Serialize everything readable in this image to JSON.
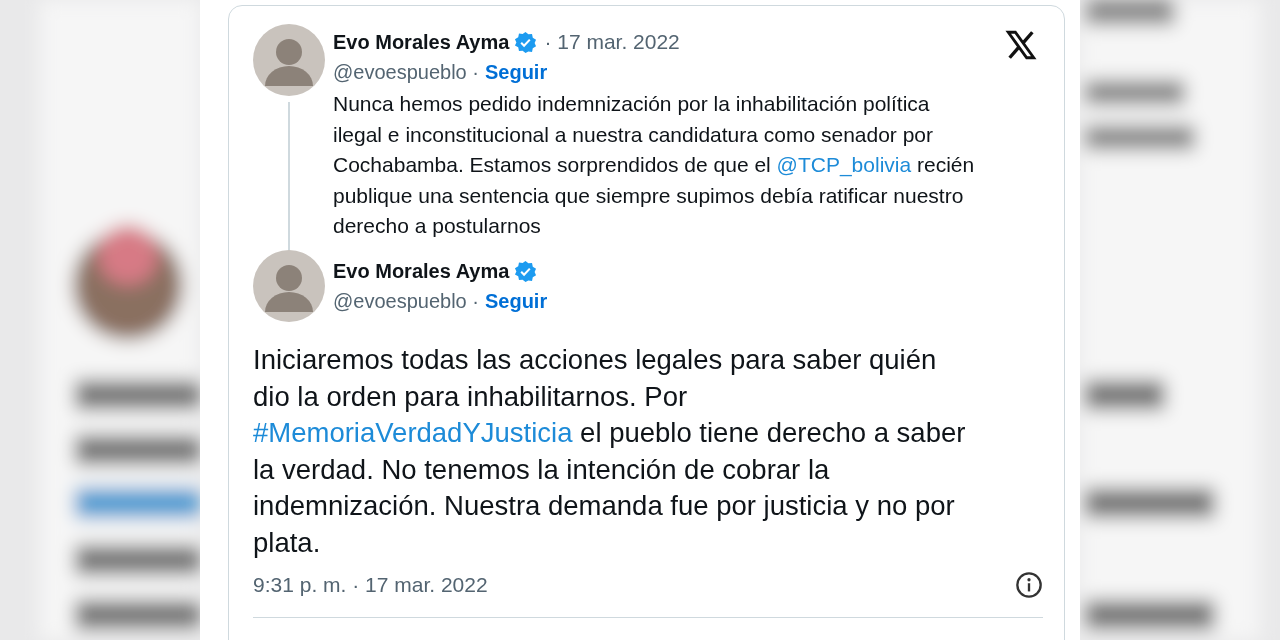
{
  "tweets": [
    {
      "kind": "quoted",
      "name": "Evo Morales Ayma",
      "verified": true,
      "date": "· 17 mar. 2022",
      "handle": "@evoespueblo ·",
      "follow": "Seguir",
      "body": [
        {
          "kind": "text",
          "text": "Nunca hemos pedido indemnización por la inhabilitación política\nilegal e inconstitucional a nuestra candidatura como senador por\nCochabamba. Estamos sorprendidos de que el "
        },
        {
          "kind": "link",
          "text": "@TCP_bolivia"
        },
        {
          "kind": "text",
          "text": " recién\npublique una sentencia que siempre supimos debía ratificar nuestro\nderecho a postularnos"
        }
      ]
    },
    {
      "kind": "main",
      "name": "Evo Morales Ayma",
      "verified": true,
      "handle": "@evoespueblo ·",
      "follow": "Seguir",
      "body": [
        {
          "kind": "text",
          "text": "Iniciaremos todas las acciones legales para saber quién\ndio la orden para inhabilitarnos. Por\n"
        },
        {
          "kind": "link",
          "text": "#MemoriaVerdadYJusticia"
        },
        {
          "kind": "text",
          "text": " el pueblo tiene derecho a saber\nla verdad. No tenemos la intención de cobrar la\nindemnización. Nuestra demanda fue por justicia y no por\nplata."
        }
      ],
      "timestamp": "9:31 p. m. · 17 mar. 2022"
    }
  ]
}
========
• To do
From the entries above, output every line exactly and omit any image.

• Written reply
Serialize everything readable in this image to JSON.
{
  "tweets": [
    {
      "kind": "quoted",
      "name": "Evo Morales Ayma",
      "verified": true,
      "date": "· 17 mar. 2022",
      "handle": "@evoespueblo ·",
      "follow": "Seguir",
      "body": [
        {
          "kind": "text",
          "text": "Nunca hemos pedido indemnización por la inhabilitación política\nilegal e inconstitucional a nuestra candidatura como senador por\nCochabamba. Estamos sorprendidos de que el "
        },
        {
          "kind": "link",
          "text": "@TCP_bolivia"
        },
        {
          "kind": "text",
          "text": " recién\npublique una sentencia que siempre supimos debía ratificar nuestro\nderecho a postularnos"
        }
      ]
    },
    {
      "kind": "main",
      "name": "Evo Morales Ayma",
      "verified": true,
      "handle": "@evoespueblo ·",
      "follow": "Seguir",
      "body": [
        {
          "kind": "text",
          "text": "Iniciaremos todas las acciones legales para saber quién\ndio la orden para inhabilitarnos. Por\n"
        },
        {
          "kind": "link",
          "text": "#MemoriaVerdadYJusticia"
        },
        {
          "kind": "text",
          "text": " el pueblo tiene derecho a saber\nla verdad. No tenemos la intención de cobrar la\nindemnización. Nuestra demanda fue por justicia y no por\nplata."
        }
      ],
      "timestamp": "9:31 p. m. · 17 mar. 2022"
    }
  ]
}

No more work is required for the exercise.